-- Start --

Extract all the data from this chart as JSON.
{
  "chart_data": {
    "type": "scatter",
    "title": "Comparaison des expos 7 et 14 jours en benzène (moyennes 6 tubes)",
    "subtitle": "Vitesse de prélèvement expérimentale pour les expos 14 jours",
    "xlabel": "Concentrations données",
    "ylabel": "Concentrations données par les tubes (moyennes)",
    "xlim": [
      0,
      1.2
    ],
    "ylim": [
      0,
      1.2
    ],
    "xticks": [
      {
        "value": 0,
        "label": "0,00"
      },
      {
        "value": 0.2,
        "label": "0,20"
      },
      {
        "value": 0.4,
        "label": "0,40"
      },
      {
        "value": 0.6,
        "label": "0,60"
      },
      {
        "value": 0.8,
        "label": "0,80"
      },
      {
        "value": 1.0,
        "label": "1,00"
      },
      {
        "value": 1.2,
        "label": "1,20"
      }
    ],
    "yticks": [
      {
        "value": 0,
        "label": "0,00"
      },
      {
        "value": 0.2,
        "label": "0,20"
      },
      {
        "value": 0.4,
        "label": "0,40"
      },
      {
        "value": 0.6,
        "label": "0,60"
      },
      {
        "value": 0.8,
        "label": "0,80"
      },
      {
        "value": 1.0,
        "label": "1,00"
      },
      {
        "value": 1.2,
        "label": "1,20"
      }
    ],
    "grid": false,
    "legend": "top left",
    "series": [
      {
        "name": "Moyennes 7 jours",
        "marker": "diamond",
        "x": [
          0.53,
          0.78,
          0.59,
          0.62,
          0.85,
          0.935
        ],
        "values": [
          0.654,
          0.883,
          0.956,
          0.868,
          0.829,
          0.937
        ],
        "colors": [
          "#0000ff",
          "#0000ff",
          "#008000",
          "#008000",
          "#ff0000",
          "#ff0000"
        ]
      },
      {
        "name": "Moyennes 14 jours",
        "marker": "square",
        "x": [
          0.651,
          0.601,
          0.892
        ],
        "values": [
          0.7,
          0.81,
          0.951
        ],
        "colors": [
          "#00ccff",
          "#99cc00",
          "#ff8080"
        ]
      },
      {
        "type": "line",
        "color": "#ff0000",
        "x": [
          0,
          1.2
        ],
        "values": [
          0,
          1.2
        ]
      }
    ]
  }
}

-- End --

Task prompt: Provide all the records again, word for word.

Solution to the exercise:
Extract all the data from this chart as JSON.
{
  "chart_data": {
    "type": "scatter",
    "title": "Comparaison des expos 7 et 14 jours en benzène (moyennes 6 tubes)",
    "subtitle": "Vitesse de prélèvement expérimentale pour les expos 14 jours",
    "xlabel": "Concentrations données",
    "ylabel": "Concentrations données par les tubes (moyennes)",
    "xlim": [
      0,
      1.2
    ],
    "ylim": [
      0,
      1.2
    ],
    "xticks": [
      {
        "value": 0,
        "label": "0,00"
      },
      {
        "value": 0.2,
        "label": "0,20"
      },
      {
        "value": 0.4,
        "label": "0,40"
      },
      {
        "value": 0.6,
        "label": "0,60"
      },
      {
        "value": 0.8,
        "label": "0,80"
      },
      {
        "value": 1.0,
        "label": "1,00"
      },
      {
        "value": 1.2,
        "label": "1,20"
      }
    ],
    "yticks": [
      {
        "value": 0,
        "label": "0,00"
      },
      {
        "value": 0.2,
        "label": "0,20"
      },
      {
        "value": 0.4,
        "label": "0,40"
      },
      {
        "value": 0.6,
        "label": "0,60"
      },
      {
        "value": 0.8,
        "label": "0,80"
      },
      {
        "value": 1.0,
        "label": "1,00"
      },
      {
        "value": 1.2,
        "label": "1,20"
      }
    ],
    "grid": false,
    "legend": "top left",
    "series": [
      {
        "name": "Moyennes 7 jours",
        "marker": "diamond",
        "x": [
          0.53,
          0.78,
          0.59,
          0.62,
          0.85,
          0.935
        ],
        "values": [
          0.654,
          0.883,
          0.956,
          0.868,
          0.829,
          0.937
        ],
        "colors": [
          "#0000ff",
          "#0000ff",
          "#008000",
          "#008000",
          "#ff0000",
          "#ff0000"
        ]
      },
      {
        "name": "Moyennes 14 jours",
        "marker": "square",
        "x": [
          0.651,
          0.601,
          0.892
        ],
        "values": [
          0.7,
          0.81,
          0.951
        ],
        "colors": [
          "#00ccff",
          "#99cc00",
          "#ff8080"
        ]
      },
      {
        "type": "line",
        "color": "#ff0000",
        "x": [
          0,
          1.2
        ],
        "values": [
          0,
          1.2
        ]
      }
    ]
  }
}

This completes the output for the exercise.